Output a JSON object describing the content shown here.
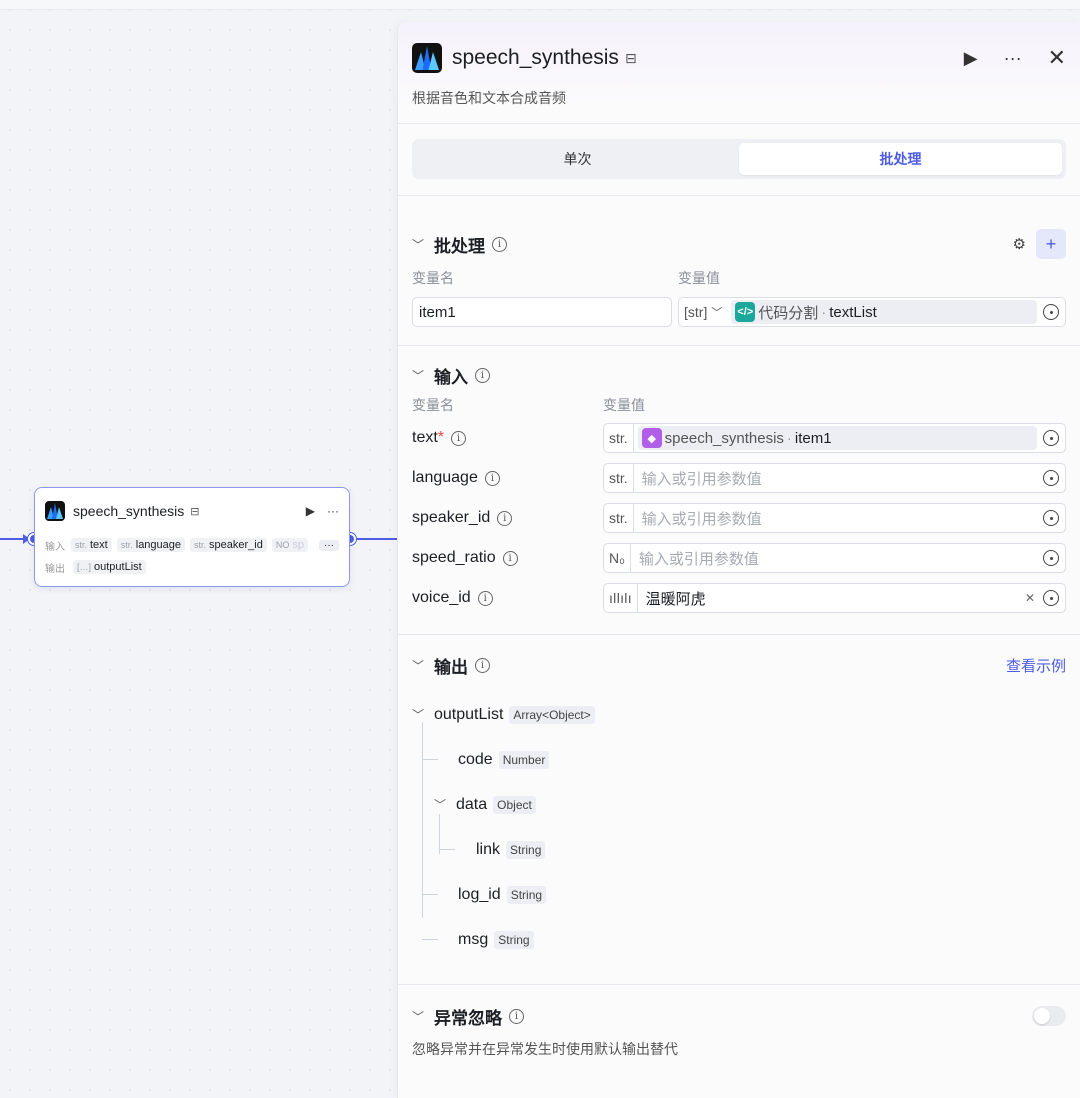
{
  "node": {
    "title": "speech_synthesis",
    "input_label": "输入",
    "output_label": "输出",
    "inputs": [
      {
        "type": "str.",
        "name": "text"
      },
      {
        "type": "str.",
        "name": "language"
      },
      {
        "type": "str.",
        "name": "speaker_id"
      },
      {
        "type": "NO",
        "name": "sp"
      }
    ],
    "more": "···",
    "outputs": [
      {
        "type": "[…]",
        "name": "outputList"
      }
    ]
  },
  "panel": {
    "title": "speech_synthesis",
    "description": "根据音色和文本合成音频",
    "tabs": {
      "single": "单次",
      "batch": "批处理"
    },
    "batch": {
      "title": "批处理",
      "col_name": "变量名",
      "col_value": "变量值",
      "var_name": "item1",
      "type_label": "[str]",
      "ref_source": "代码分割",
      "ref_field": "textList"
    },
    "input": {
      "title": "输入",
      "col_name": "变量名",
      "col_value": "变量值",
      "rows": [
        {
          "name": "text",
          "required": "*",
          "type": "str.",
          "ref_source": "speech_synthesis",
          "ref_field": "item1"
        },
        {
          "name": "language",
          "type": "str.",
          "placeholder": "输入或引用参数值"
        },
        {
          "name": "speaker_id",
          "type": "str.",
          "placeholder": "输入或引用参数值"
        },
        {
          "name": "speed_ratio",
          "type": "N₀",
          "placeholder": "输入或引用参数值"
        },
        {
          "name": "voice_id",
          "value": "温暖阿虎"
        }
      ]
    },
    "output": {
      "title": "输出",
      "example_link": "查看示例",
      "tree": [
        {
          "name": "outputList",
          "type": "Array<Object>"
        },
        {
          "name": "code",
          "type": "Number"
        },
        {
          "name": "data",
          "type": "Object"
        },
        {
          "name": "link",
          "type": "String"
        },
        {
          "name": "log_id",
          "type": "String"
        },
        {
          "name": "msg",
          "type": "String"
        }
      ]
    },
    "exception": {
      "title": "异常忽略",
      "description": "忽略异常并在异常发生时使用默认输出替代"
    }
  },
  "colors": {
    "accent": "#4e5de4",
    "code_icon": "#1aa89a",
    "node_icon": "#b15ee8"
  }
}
---
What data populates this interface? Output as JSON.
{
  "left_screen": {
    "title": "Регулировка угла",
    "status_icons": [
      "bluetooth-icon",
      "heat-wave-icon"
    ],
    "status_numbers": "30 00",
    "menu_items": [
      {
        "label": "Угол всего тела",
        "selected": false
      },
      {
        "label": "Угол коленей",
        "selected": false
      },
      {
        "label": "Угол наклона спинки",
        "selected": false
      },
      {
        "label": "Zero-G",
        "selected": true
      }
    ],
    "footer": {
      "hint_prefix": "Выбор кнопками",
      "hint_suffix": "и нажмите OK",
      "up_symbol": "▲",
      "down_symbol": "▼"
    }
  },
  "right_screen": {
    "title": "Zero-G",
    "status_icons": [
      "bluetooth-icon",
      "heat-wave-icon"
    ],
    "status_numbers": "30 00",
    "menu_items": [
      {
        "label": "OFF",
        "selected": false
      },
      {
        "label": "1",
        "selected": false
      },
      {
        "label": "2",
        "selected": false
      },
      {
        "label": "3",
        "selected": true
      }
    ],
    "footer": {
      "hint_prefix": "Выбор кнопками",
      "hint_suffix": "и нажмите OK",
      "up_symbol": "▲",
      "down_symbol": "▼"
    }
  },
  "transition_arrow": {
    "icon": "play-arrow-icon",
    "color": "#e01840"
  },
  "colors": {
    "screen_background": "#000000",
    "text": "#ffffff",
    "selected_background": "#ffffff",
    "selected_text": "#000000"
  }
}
* * *
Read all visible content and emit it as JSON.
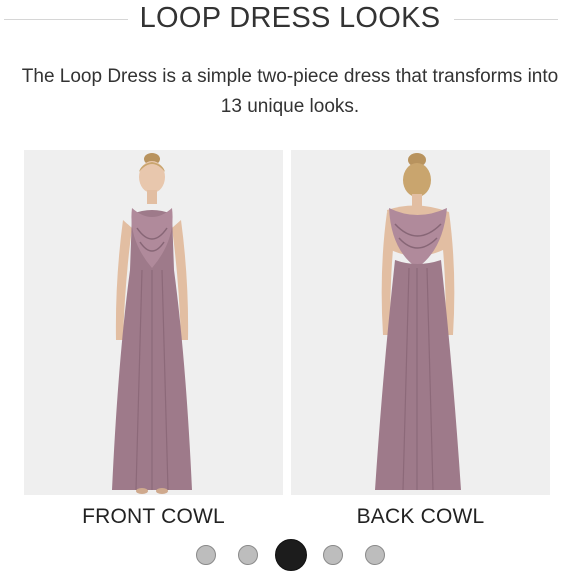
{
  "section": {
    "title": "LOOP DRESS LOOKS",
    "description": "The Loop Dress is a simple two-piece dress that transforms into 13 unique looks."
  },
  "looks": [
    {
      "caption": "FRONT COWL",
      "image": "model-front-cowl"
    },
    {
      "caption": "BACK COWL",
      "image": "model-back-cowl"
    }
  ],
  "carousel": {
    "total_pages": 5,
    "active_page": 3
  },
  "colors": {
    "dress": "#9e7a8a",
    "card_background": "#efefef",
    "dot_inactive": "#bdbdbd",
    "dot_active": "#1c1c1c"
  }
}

* Set exercise: Count the lines that hold the string "caption" and state that number alone.

* Written answer: 2